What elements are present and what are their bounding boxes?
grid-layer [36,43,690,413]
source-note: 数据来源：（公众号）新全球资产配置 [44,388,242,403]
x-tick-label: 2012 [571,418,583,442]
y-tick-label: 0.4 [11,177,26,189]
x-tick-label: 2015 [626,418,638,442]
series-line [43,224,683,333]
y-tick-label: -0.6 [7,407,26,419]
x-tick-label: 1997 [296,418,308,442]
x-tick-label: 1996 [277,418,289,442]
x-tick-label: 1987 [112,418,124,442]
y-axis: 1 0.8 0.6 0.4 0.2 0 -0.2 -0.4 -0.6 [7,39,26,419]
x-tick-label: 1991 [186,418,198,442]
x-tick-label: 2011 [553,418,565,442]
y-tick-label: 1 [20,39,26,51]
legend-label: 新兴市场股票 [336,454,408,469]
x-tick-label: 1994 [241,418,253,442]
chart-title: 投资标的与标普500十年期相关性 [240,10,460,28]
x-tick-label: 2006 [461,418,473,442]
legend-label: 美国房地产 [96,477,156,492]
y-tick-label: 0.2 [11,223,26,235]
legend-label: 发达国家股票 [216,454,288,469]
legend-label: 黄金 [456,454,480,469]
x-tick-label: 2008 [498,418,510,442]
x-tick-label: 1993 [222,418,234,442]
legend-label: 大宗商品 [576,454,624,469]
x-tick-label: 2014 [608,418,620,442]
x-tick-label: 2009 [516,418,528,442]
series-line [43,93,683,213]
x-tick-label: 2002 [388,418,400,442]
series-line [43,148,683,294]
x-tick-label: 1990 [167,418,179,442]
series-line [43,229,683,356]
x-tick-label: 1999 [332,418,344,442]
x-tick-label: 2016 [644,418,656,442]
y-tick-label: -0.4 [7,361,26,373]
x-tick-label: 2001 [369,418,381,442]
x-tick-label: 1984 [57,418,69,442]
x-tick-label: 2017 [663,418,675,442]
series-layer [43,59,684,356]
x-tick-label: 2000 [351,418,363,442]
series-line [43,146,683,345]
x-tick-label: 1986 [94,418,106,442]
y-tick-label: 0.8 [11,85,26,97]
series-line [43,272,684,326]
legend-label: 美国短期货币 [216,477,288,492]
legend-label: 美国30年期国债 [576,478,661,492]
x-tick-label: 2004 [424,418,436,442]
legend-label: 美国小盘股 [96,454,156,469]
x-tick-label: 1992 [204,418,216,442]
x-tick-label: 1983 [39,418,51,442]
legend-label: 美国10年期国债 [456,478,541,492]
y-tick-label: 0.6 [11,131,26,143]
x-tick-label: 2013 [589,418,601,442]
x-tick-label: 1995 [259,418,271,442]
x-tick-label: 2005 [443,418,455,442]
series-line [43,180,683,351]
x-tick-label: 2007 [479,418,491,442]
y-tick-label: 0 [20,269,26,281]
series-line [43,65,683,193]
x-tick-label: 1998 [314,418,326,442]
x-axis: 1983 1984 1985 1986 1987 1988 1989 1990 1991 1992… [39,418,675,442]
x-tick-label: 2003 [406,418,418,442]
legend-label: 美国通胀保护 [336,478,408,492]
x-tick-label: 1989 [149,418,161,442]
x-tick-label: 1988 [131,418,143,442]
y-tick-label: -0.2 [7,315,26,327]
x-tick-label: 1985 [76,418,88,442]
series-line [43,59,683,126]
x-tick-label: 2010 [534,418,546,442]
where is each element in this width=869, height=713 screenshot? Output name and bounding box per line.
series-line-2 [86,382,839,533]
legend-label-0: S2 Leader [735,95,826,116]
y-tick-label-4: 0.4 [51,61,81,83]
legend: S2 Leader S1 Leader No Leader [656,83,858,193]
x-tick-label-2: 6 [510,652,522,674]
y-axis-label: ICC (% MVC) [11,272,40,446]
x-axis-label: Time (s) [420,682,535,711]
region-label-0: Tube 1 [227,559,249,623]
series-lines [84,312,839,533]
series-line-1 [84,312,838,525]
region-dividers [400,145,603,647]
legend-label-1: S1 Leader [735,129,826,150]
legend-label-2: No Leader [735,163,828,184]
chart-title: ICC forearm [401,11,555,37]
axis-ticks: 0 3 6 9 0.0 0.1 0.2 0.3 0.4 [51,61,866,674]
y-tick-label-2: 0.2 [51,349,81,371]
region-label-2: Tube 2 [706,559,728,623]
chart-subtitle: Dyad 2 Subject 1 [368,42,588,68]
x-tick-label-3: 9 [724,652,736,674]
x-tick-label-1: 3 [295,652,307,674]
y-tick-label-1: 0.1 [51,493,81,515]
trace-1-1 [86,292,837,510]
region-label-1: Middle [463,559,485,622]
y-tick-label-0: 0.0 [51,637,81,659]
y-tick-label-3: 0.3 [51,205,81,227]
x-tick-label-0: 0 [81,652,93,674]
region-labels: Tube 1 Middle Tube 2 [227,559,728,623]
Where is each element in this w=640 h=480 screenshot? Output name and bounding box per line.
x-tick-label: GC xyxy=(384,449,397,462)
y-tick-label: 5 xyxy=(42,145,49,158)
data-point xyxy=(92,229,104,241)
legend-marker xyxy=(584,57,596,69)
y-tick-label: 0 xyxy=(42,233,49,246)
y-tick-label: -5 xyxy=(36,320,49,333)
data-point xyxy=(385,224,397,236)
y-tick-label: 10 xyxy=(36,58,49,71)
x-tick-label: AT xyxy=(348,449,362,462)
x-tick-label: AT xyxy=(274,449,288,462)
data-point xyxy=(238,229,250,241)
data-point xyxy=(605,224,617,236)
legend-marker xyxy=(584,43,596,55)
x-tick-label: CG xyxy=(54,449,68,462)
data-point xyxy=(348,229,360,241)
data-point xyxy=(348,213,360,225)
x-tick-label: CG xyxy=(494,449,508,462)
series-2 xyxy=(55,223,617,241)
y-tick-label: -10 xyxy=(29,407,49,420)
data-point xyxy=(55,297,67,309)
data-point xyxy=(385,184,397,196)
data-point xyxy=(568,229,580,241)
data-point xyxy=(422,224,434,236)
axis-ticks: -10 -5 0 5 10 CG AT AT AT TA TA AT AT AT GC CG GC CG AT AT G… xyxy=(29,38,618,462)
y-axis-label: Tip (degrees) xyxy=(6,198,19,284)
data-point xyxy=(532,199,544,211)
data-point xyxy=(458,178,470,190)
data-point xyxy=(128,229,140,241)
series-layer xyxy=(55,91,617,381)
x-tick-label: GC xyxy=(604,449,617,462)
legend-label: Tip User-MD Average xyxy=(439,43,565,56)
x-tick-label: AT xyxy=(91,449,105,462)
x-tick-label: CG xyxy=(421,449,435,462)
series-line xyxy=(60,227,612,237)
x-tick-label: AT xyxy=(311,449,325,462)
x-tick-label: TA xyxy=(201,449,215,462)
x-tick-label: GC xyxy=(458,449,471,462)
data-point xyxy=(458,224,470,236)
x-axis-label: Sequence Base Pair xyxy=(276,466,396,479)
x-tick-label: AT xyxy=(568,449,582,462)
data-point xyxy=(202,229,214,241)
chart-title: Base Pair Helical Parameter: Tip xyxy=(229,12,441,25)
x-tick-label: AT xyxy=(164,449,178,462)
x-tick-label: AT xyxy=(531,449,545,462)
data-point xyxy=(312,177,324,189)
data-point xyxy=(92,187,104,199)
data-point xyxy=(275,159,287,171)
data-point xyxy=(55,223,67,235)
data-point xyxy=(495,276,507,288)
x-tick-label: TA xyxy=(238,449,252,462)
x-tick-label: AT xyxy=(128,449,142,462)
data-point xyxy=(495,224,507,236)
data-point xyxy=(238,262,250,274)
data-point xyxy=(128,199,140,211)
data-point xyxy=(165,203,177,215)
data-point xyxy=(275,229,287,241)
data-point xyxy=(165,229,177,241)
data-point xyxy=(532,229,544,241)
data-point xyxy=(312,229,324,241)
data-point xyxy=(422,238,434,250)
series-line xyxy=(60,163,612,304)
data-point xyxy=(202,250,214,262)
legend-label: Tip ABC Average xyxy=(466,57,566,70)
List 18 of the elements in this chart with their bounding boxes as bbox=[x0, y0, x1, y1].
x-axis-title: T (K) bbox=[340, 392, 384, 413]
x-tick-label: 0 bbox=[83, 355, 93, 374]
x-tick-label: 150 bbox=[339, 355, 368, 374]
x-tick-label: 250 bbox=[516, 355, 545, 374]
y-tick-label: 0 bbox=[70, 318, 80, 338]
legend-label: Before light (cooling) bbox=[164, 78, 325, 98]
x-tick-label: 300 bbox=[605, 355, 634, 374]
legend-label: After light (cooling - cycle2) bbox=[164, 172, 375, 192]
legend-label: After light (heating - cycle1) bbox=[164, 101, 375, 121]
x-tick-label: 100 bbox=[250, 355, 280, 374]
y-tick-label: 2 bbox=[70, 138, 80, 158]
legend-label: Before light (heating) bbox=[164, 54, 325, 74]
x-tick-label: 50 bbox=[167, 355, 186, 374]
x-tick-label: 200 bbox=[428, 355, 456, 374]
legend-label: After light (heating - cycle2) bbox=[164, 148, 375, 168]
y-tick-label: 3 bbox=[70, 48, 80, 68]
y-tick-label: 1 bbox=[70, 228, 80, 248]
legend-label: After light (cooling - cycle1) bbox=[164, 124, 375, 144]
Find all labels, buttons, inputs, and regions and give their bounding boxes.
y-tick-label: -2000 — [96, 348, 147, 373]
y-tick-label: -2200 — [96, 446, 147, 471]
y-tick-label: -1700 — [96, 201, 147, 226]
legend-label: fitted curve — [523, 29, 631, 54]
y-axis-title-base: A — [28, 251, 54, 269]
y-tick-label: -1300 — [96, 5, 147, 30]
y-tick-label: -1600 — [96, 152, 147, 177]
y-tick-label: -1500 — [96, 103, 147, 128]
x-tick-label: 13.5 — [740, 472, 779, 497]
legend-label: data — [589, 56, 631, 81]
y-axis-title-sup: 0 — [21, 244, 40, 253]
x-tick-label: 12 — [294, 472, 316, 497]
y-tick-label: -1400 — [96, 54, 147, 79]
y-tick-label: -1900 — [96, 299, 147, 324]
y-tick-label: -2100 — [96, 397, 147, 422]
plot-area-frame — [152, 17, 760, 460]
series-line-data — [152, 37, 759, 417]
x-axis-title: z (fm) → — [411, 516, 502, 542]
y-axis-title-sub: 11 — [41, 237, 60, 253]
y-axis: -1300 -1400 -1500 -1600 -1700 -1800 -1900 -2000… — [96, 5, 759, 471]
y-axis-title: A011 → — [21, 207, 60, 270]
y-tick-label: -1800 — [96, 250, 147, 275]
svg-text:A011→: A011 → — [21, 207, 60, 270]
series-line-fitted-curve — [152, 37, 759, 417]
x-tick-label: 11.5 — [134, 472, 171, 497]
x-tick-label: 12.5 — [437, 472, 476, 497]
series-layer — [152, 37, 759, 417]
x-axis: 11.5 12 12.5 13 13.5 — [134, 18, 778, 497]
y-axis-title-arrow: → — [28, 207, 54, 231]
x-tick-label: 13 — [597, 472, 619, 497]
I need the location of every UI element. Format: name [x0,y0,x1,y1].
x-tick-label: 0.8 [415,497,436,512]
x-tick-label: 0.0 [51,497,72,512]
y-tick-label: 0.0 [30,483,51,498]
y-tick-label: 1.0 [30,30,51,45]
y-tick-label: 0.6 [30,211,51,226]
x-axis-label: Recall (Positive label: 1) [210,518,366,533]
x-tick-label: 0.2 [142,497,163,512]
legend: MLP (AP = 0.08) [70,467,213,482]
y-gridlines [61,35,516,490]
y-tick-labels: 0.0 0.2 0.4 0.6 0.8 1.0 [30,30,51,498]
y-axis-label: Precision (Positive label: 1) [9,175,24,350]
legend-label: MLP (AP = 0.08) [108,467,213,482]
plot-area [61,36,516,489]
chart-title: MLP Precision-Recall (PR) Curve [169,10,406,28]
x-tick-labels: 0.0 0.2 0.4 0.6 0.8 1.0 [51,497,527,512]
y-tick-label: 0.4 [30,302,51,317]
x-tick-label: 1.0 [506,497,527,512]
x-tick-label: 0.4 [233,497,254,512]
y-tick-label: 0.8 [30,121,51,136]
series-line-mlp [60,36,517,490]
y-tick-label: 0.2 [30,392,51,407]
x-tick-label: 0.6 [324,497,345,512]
....
GOAL: Print the entries without alteration, starting at the beginning of the entries and ending at the line that contains "x-tick-label: 1984 [57,418,69,442]".

THE COMPLETED TASK:
What elements are present and what are their bounding boxes?
grid-layer [36,43,690,413]
source-note: 数据来源：（公众号）新全球资产配置 [44,388,242,403]
x-tick-label: 2012 [571,418,583,442]
y-tick-label: 0.4 [11,177,26,189]
x-tick-label: 2015 [626,418,638,442]
series-line [43,224,683,333]
y-tick-label: -0.6 [7,407,26,419]
x-tick-label: 1997 [296,418,308,442]
x-tick-label: 1996 [277,418,289,442]
x-tick-label: 1987 [112,418,124,442]
y-axis: 1 0.8 0.6 0.4 0.2 0 -0.2 -0.4 -0.6 [7,39,26,419]
x-tick-label: 1991 [186,418,198,442]
x-tick-label: 2011 [553,418,565,442]
y-tick-label: 1 [20,39,26,51]
legend-label: 新兴市场股票 [336,454,408,469]
x-tick-label: 1994 [241,418,253,442]
chart-title: 投资标的与标普500十年期相关性 [240,10,460,28]
x-tick-label: 2006 [461,418,473,442]
legend-label: 美国房地产 [96,477,156,492]
y-tick-label: 0.2 [11,223,26,235]
legend-label: 发达国家股票 [216,454,288,469]
legend-label: 黄金 [456,454,480,469]
x-tick-label: 2008 [498,418,510,442]
x-tick-label: 1993 [222,418,234,442]
legend-label: 大宗商品 [576,454,624,469]
x-tick-label: 2014 [608,418,620,442]
x-tick-label: 2009 [516,418,528,442]
series-line [43,93,683,213]
x-tick-label: 2002 [388,418,400,442]
series-line [43,148,683,294]
x-tick-label: 1990 [167,418,179,442]
series-line [43,229,683,356]
x-tick-label: 1999 [332,418,344,442]
x-tick-label: 2016 [644,418,656,442]
y-tick-label: -0.4 [7,361,26,373]
x-tick-label: 2001 [369,418,381,442]
x-tick-label: 1984 [57,418,69,442]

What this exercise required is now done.